(Data excerpts)
(begin)

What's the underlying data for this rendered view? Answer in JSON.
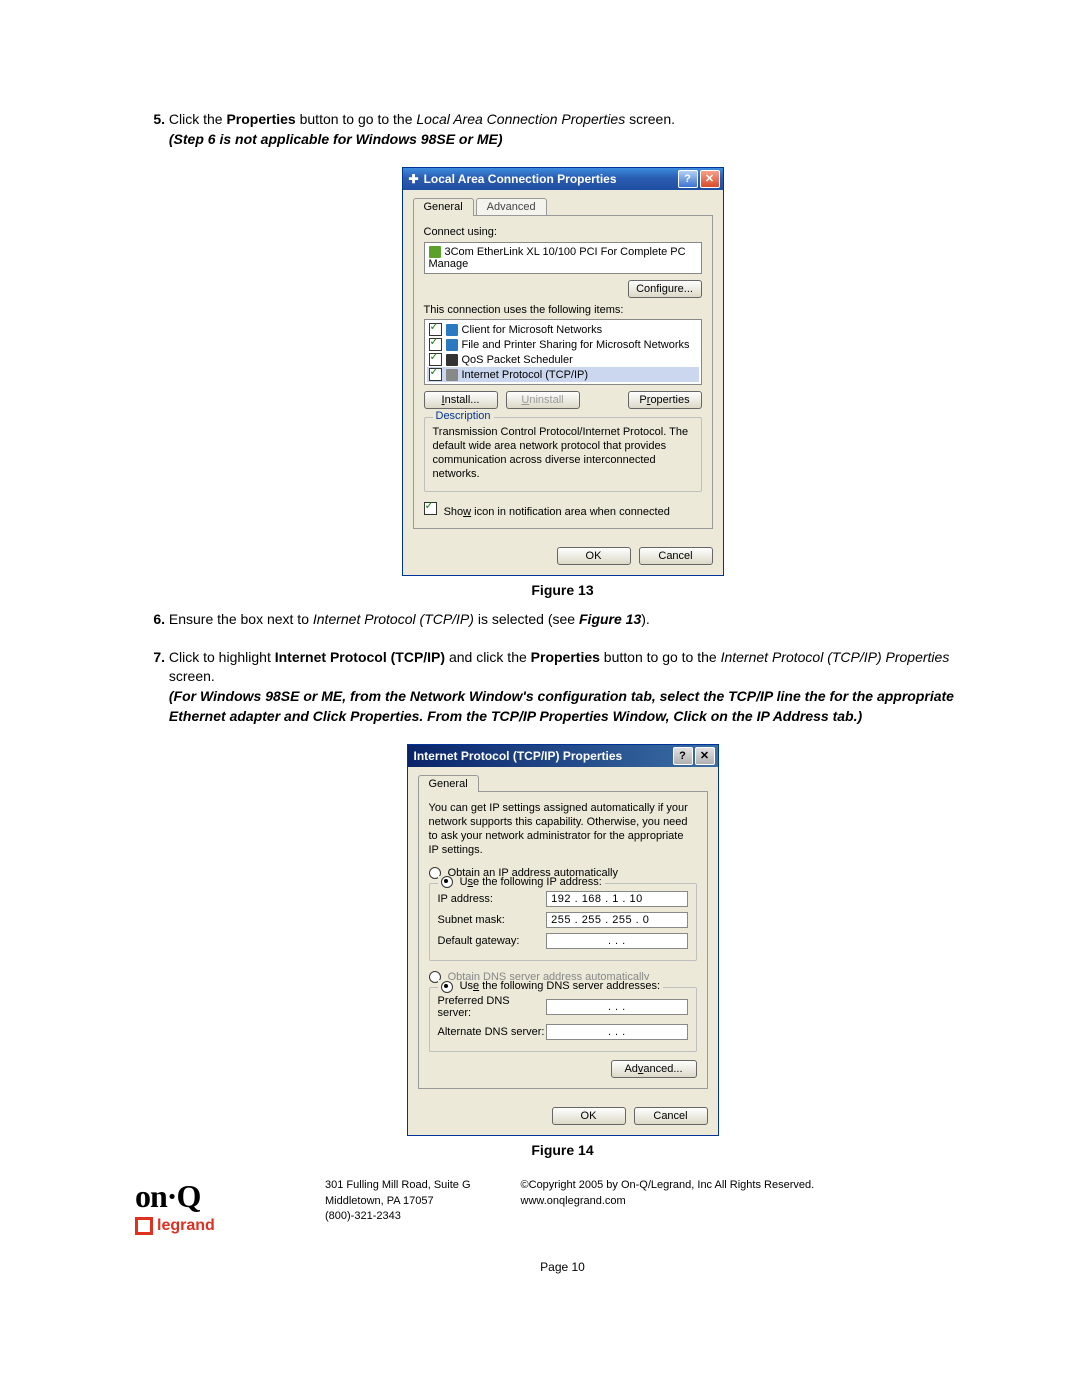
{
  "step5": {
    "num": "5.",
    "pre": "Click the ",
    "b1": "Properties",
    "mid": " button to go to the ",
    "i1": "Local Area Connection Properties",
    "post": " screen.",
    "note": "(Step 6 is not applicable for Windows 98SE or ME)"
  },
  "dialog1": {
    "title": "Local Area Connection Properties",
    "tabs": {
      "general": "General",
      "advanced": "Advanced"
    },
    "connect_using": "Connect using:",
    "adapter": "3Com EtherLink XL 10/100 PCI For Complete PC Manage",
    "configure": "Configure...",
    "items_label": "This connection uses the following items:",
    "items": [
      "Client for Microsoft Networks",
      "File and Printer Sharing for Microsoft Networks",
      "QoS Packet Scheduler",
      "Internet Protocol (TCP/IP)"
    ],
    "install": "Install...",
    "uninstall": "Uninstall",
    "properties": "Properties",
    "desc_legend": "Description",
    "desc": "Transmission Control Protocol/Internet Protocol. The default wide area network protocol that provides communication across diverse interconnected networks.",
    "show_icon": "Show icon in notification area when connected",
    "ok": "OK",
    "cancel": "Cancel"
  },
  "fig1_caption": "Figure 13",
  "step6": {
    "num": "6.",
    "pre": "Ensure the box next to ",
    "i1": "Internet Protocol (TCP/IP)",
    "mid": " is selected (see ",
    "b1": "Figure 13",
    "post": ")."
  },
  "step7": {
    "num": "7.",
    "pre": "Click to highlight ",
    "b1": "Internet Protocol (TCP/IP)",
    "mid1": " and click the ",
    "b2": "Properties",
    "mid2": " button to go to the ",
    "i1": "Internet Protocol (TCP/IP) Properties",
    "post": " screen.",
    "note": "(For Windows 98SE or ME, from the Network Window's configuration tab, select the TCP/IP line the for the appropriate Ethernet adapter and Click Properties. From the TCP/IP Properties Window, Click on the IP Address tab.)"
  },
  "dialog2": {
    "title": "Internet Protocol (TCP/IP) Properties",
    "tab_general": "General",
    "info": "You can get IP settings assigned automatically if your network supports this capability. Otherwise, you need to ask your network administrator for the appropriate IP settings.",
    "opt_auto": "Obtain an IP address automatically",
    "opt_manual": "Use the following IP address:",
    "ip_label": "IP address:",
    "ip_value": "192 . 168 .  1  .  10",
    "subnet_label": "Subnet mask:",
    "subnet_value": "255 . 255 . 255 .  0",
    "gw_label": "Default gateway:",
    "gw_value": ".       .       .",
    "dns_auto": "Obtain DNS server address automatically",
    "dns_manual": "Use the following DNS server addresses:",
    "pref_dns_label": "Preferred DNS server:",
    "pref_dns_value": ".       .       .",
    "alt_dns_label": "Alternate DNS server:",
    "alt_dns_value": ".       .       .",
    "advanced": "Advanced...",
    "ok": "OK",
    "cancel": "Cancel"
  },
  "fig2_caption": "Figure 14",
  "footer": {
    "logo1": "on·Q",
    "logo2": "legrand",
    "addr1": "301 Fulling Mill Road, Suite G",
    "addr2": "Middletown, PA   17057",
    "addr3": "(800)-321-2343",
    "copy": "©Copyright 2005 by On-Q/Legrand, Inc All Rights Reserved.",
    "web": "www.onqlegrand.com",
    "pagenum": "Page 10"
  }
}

(end)

# Set exercise:
Extract every line from the records above that contains the word "Internet".

# Response below:
      "Internet Protocol (TCP/IP)"
    "desc": "Transmission Control Protocol/Internet Protocol. The default wide area network protocol that provides communication across diverse interconnected networks.",
    "i1": "Internet Protocol (TCP/IP)",
    "b1": "Internet Protocol (TCP/IP)",
    "i1": "Internet Protocol (TCP/IP) Properties",
    "title": "Internet Protocol (TCP/IP) Properties",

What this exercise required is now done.